### [What to produce]
From the Hurricane Sandy relief account, copy out word for word the passage that begins with the words containing "I'm lucky that" and ends with "to those affected.".

I'm lucky that I live in this town

Patricia Donaghue

Patricia Donahue lives in Toms River, New Jersey, and is executive director of the People’s Pantry Relief Center.  After riding out Hurricane Sandy in her home, she went to a local shelter to check up on members of her community.  She ended up taking the lead in developing the People’s Pantry, the first full-time relief center set up after the storm.  In her narrative, she speaks of her experiences in helping with the recovery effort commends her community for the support it has provided to those affected.

 

I am the executive director of the People’s Pantry Relief Center. We are the first full-scale relief center that was set up after the storm. Originally, it was set up to distribute all of the donations that came in because we had seven shelters set up. It just grew from there. We do rebuild and volunteer management, case management, and mental health. So what I did was, I brought in all of the entities that came into the area and we are the first central hub for recovery. Currently, we see four thousand people a month, and we supply them with food and supplies. We have clocked ninety-three thousand volunteer hours just in the pantry aspect of it. Between the pantry and our warehouses, we’ve moved close to a million pounds of food from Monmouth Ocean Food Bank, close to another 200,000 pounds of donations that have come in from companies and other entities and 170 tons of clothing. Those are some of our numbers.

### [Dataset]
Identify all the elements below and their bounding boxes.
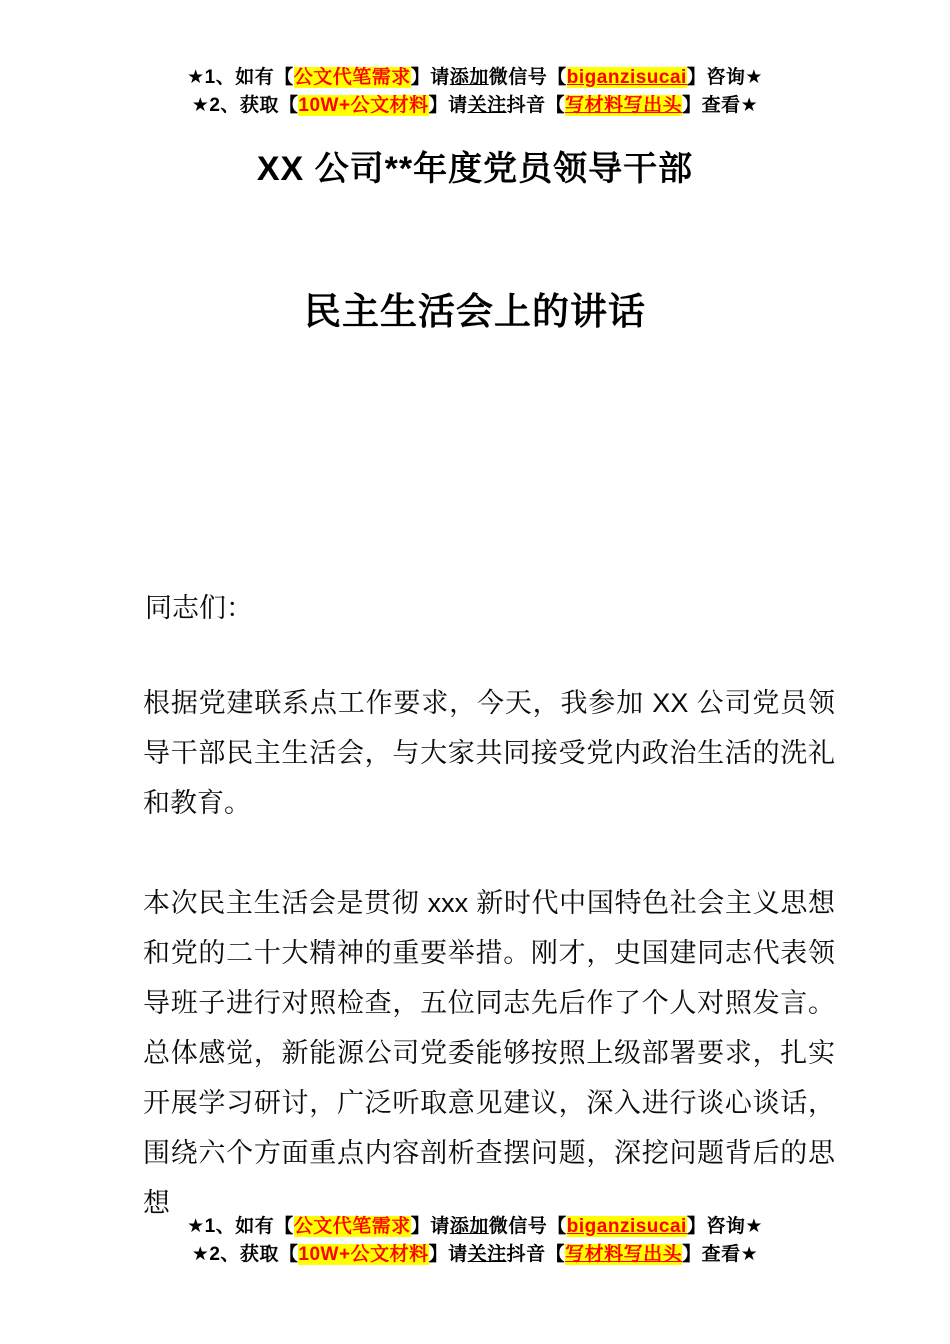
promo-text: ★2、获取【	[191, 95, 299, 116]
promo-highlight: 10W+公文材料	[298, 95, 429, 116]
header-promo-line-1	[0, 64, 950, 92]
footer-promo-line-2	[0, 1241, 950, 1269]
body-paragraph-2: 本次民主生活会是贯彻 xxx 新时代中国特色社会主义思想和党的二十大精神的重要举措。刚才，史国建同志代表领导班子进行对照检查，五位同志先后作了个人对照发言。总体感觉，新能源公司党委能够按照上级部署要求，扎实开展学习研讨，广泛听取意见建议，深入进行谈心谈话，围绕六个方面重点内容剖析查摆问题，深挖问题背后的思想	[143, 888, 835, 1218]
header-promo-banner	[0, 64, 950, 120]
promo-highlight: 10W+公文材料	[298, 1244, 429, 1265]
promo-text: 】咨询★	[686, 67, 763, 88]
promo-text: 抖音【	[506, 1244, 566, 1265]
promo-douyin-id: 写材料写出头	[565, 95, 683, 116]
document-title-line-2: 民主生活会上的讲话	[304, 291, 646, 332]
promo-text: 】查看★	[682, 95, 759, 116]
footer-promo-banner	[0, 1213, 950, 1269]
header-promo-line-2	[0, 92, 950, 120]
promo-text: 】请	[428, 95, 468, 116]
promo-douyin-id: 写材料写出头	[565, 1244, 683, 1265]
promo-text: 微信号【	[488, 1216, 567, 1237]
promo-text: ★2、获取【	[191, 1244, 299, 1265]
promo-highlight: 公文代笔需求	[293, 1216, 411, 1237]
promo-text: 微信号【	[488, 67, 567, 88]
promo-highlight: 公文代笔需求	[293, 67, 411, 88]
promo-text: 抖音【	[506, 95, 566, 116]
body-paragraph-1: 根据党建联系点工作要求，今天，我参加 XX 公司党员领导干部民主生活会，与大家共同接受党内政治生活的洗礼和教育。	[143, 688, 835, 818]
promo-underlined-text: 关注	[467, 95, 507, 116]
promo-text: ★1、如有【	[187, 1216, 294, 1237]
promo-underlined-text: 添加	[449, 67, 489, 88]
promo-underlined-text: 添加	[449, 1216, 489, 1237]
promo-text: ★1、如有【	[187, 67, 294, 88]
promo-text: 】咨询★	[686, 1216, 763, 1237]
promo-underlined-text: 关注	[467, 1244, 507, 1265]
promo-text: 】请	[410, 1216, 450, 1237]
promo-wechat-id: biganzisucai	[566, 1216, 687, 1237]
promo-text: 】请	[410, 67, 450, 88]
salutation: 同志们：	[145, 593, 253, 623]
promo-wechat-id: biganzisucai	[566, 67, 687, 88]
footer-promo-line-1	[0, 1213, 950, 1241]
promo-text: 】查看★	[682, 1244, 759, 1265]
document-title-line-1: XX 公司**年度党员领导干部	[256, 150, 694, 188]
promo-text: 】请	[428, 1244, 468, 1265]
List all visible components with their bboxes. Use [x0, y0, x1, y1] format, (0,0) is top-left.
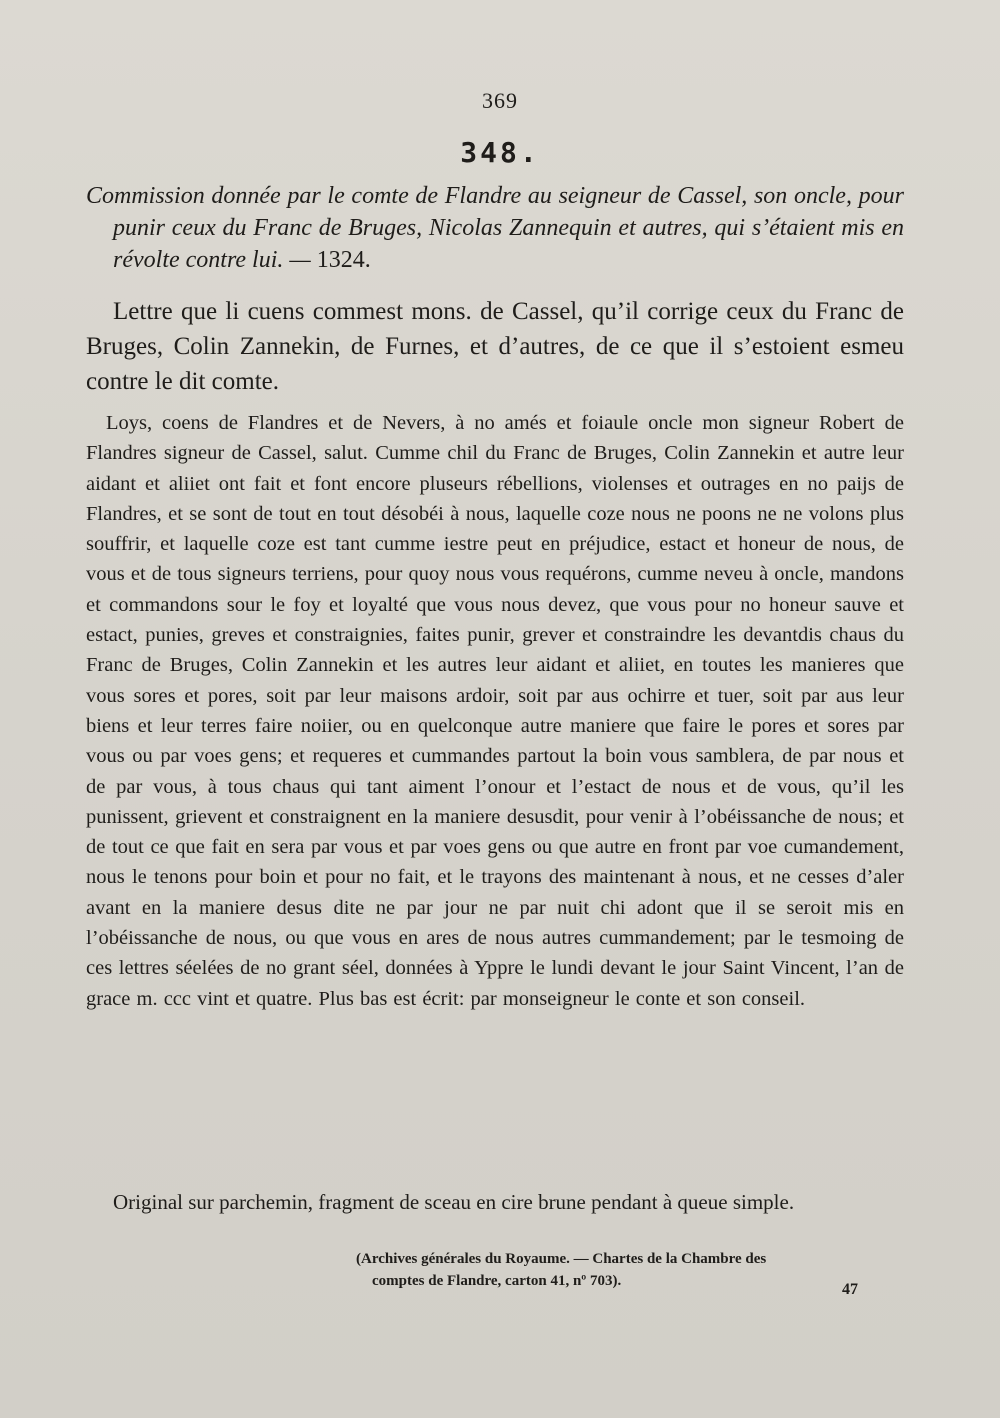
document-summary — [86, 180, 904, 276]
original-note: Original sur parchemin, fragment de sceau en cire brune pendant à queue simple. — [113, 1190, 795, 1214]
citation-line-2: comptes de Flandre, carton 41, nº 703). — [372, 1273, 622, 1289]
summary-year: 1324. — [316, 247, 371, 273]
letter-body: Loys, coens de Flandres et de Nevers, à no amés et foiaule oncle mon signeur Robert de Flandres signeur de Cassel, salut. Cumme chil du Franc de Bruges, Colin Zannekin et autre leur aidant et aliiet ont fait et font encore pluseurs rébellions, violenses et outrages en no paijs de Flandres, et se sont de tout en tout désobéi à nous, laquelle coze nous ne poons ne ne volons plus souffrir, et laquelle coze est tant cumme iestre peut en préjudice, estact et honeur de nous, de vous et de tous signeurs terriens, pour quoy nous vous requérons, cumme neveu à oncle, mandons et commandons sour le foy et loyalté que vous nous devez, que vous pour no honeur sauve et estact, punies, greves et constraignies, faites punir, grever et constraindre les devantdis chaus du Franc de Bruges, Colin Zannekin et les autres leur aidant et aliiet, en toutes les manieres que vous sores et pores, soit par leur maisons ardoir, soit par aus ochirre et tuer, soit par aus leur biens et leur terres faire noiier, ou en quelconque autre maniere que faire le pores et sores par vous ou par voes gens; et requeres et cummandes partout la boin vous samblera, de par nous et de par vous, à tous chaus qui tant aiment l’onour et l’estact de nous et de vous, qu’il les punissent, grievent et constraignent en la maniere desusdit, pour venir à l’obéissanche de nous; et de tout ce que fait en sera par vous et par voes gens ou que autre en front par voe cumandement, nous le tenons pour boin et pour no fait, et le trayons des maintenant à nous, et ne cesses d’aler avant en la maniere desus dite ne par jour ne par nuit chi adont que il se seroit mis en l’obéissanche de nous, ou que vous en ares de nous autres cummandement; par le tesmoing de ces lettres séelées de no grant séel, données à Yppre le lundi devant le jour Saint Vincent, l’an de grace m. ccc vint et quatre. Plus bas est écrit: par monseigneur le conte et son conseil. — [86, 412, 904, 1010]
signature-mark: 47 — [842, 1281, 858, 1298]
letter-title: Lettre que li cuens commest mons. de Cassel, qu’il corrige ceux du Franc de Bruges, Colin Zannekin, de Furnes, et d’autres, de ce que il s’estoient esmeu contre le dit comte. — [86, 298, 904, 395]
citation-line-1: (Archives générales du Royaume. — Chartes de la Chambre des — [356, 1251, 767, 1267]
page-number: 369 — [482, 88, 518, 113]
summary-text: Commission donnée par le comte de Flandre au seigneur de Cassel, son oncle, pour punir ceux du Franc de Bruges, Nicolas Zannequin et autres, qui s’étaient mis en révolte contre lui. — — [86, 183, 904, 273]
document-number: 348. — [460, 136, 540, 169]
archive-citation — [356, 1248, 876, 1292]
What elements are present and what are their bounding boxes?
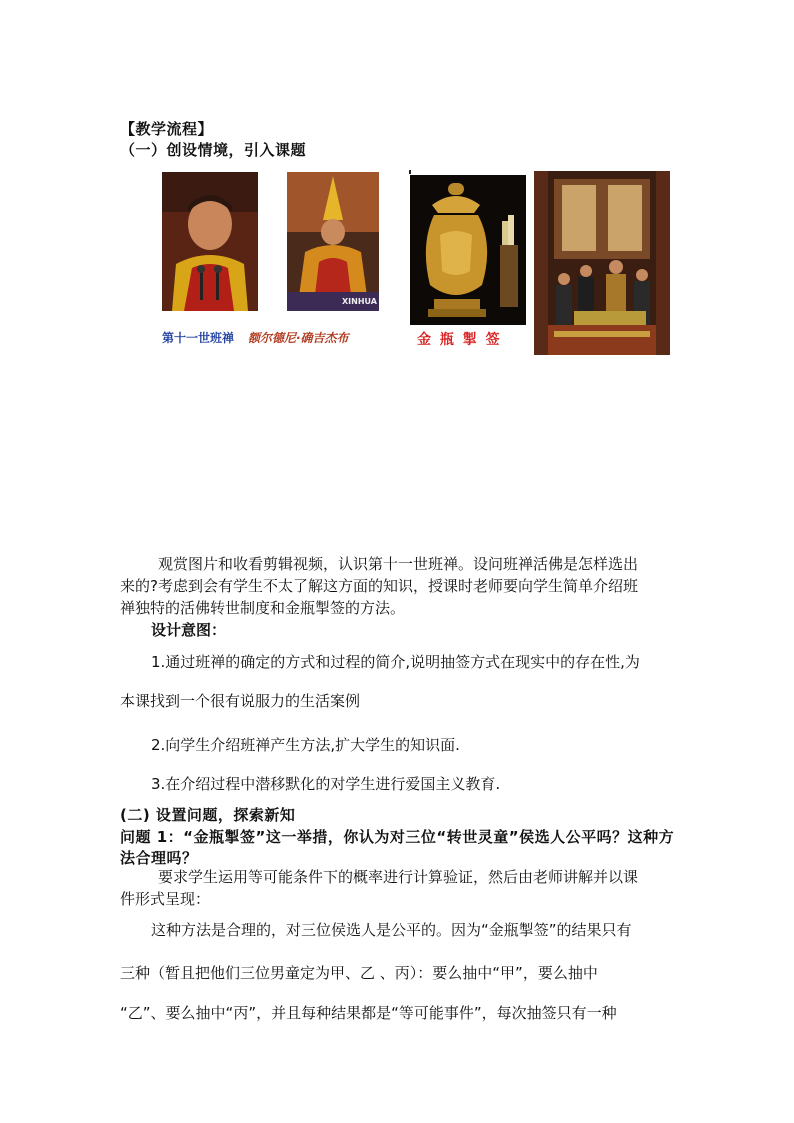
intro-line-2: 来的?考虑到会有学生不太了解这方面的知识，授课时老师要向学生简单介绍班: [120, 577, 638, 595]
requirement-line-2: 件形式呈现：: [120, 890, 211, 908]
subsection-title-1: （一）创设情境，引入课题: [120, 141, 307, 159]
requirement-line-1: 要求学生运用等可能条件下的概率进行计算验证，然后由老师讲解并以课: [158, 868, 639, 886]
intro-line-3: 禅独特的活佛转世制度和金瓶掣签的方法。: [120, 599, 406, 617]
question-1-line-2: 法合理吗？: [120, 849, 198, 867]
intent-1-line-2: 本课找到一个很有说服力的生活案例: [120, 692, 361, 710]
panchen-portrait-photo: [162, 172, 258, 311]
design-intent-label: 设计意图：: [151, 621, 227, 639]
answer-line-1: 这种方法是合理的，对三位侯选人是公平的。因为“金瓶掣签”的结果只有: [151, 921, 632, 939]
intent-2: 2.向学生介绍班禅产生方法,扩大学生的知识面.: [151, 736, 460, 754]
caption-eleventh-panchen: 第十一世班禅: [162, 331, 235, 345]
image-marker: [409, 170, 411, 174]
golden-urn-photo: [410, 175, 526, 325]
lama-yellow-hat-photo: XINHUA: [287, 172, 379, 311]
answer-line-2: 三种（暂且把他们三位男童定为甲、乙 、丙）：要么抽中“甲”，要么抽中: [120, 964, 598, 982]
ceremony-scene-photo: [534, 171, 670, 355]
intro-line-1: 观赏图片和收看剪辑视频，认识第十一世班禅。设问班禅活佛是怎样选出: [158, 555, 639, 573]
intent-1-line-1: 1.通过班禅的确定的方式和过程的简介,说明抽签方式在现实中的存在性,为: [151, 653, 640, 671]
caption-panchen-name: 额尔德尼·确吉杰布: [248, 331, 349, 345]
answer-line-3: “乙”、要么抽中“丙”，并且每种结果都是“等可能事件”，每次抽签只有一种: [120, 1004, 617, 1022]
intent-3: 3.在介绍过程中潜移默化的对学生进行爱国主义教育.: [151, 775, 501, 793]
subsection-title-2: (二) 设置问题，探索新知: [120, 806, 296, 824]
caption-golden-urn: 金 瓶 掣 签: [417, 332, 502, 348]
section-header: 【教学流程】: [120, 120, 214, 138]
question-1-line-1: 问题 1：“金瓶掣签”这一举措，你认为对三位“转世灵童”侯选人公平吗？这种方: [120, 828, 675, 846]
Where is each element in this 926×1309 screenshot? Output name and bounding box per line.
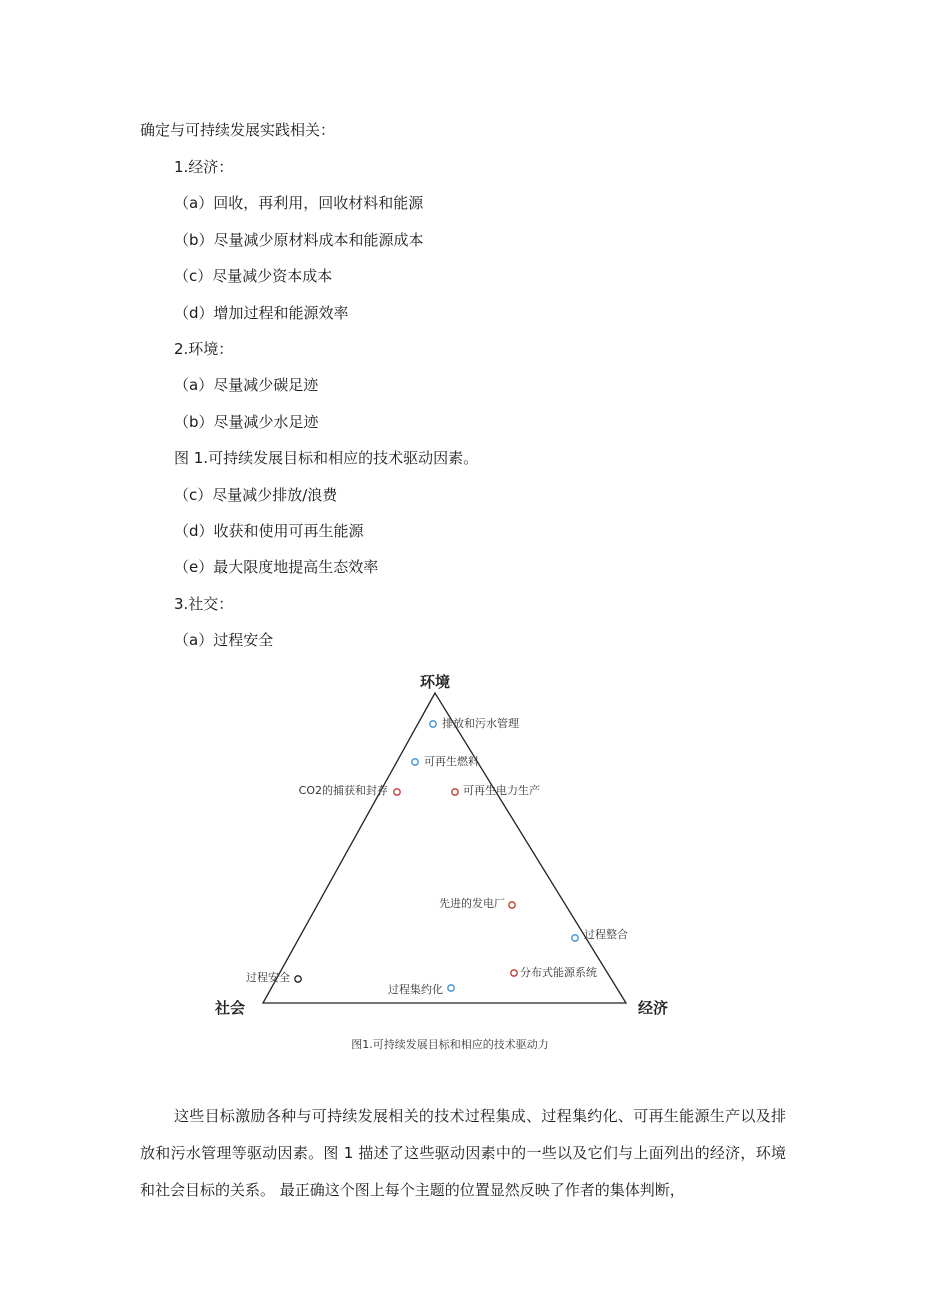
list-item: （c）尽量减少资本成本	[174, 267, 333, 286]
driver-marker	[511, 970, 517, 976]
driver-label: 可再生电力生产	[463, 784, 540, 797]
triangle-outline	[263, 693, 626, 1003]
vertex-label-environment: 环境	[419, 673, 451, 691]
list-item: （b）尽量减少水足迹	[174, 412, 319, 431]
driver-marker	[412, 759, 418, 765]
list-item: 3.社交：	[174, 594, 234, 613]
list-item: （c）尽量减少排放/浪费	[174, 485, 338, 504]
driver-label: 分布式能源系统	[520, 966, 597, 979]
driver-marker	[572, 935, 578, 941]
intro-text: 确定与可持续发展实践相关：	[140, 121, 336, 139]
driver-marker	[430, 721, 436, 727]
list-item: 1.经济：	[174, 158, 234, 176]
list-item: 2.环境：	[174, 339, 234, 358]
driver-label: 先进的发电厂	[439, 897, 505, 910]
vertex-label-society: 社会	[214, 999, 246, 1017]
triangle-diagram	[200, 668, 700, 1058]
driver-label: CO2的捕获和封存	[298, 784, 388, 797]
list-item: （e）最大限度地提高生态效率	[174, 558, 379, 577]
driver-label: 排放和污水管理	[442, 717, 519, 730]
driver-label: 过程安全	[246, 971, 290, 984]
list-item: （a）过程安全	[174, 631, 274, 650]
list-item: （d）增加过程和能源效率	[174, 303, 349, 322]
goal-list	[174, 156, 478, 665]
driver-marker	[295, 976, 301, 982]
driver-marker	[448, 985, 454, 991]
list-item: （d）收获和使用可再生能源	[174, 521, 364, 540]
driver-marker	[394, 789, 400, 795]
driver-marker	[509, 902, 515, 908]
list-item: 图 1.可持续发展目标和相应的技术驱动因素。	[174, 449, 479, 468]
vertex-label-economy: 经济	[637, 999, 669, 1017]
driver-label: 过程整合	[584, 928, 628, 941]
list-item: （a）尽量减少碳足迹	[174, 376, 319, 395]
driver-label: 可再生燃料	[424, 755, 479, 768]
body-paragraph: 这些目标激励各种与可持续发展相关的技术过程集成、过程集约化、可再生能源生产以及排放和污水管理等驱动因素。图 1 描述了这些驱动因素中的一些以及它们与上面列出的经济，环境和社会目标的关系。 最正确这个图上每个主题的位置显然反映了作者的集体判断，	[140, 1107, 786, 1199]
figure-caption: 图1.可持续发展目标和相应的技术驱动力	[351, 1038, 549, 1051]
sustainability-triangle-figure	[200, 668, 700, 1058]
list-item: （a）回收，再利用，回收材料和能源	[174, 194, 424, 213]
list-item: （b）尽量减少原材料成本和能源成本	[174, 230, 424, 249]
driver-marker	[452, 789, 458, 795]
driver-label: 过程集约化	[388, 983, 443, 996]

### [Exercise result]
I'm lucky that I live in this town

Patricia Donaghue

Patricia Donahue lives in Toms River, New Jersey, and is executive director of the People’s Pantry Relief Center.  After riding out Hurricane Sandy in her home, she went to a local shelter to check up on members of her community.  She ended up taking the lead in developing the People’s Pantry, the first full-time relief center set up after the storm.  In her narrative, she speaks of her experiences in helping with the recovery effort commends her community for the support it has provided to those affected.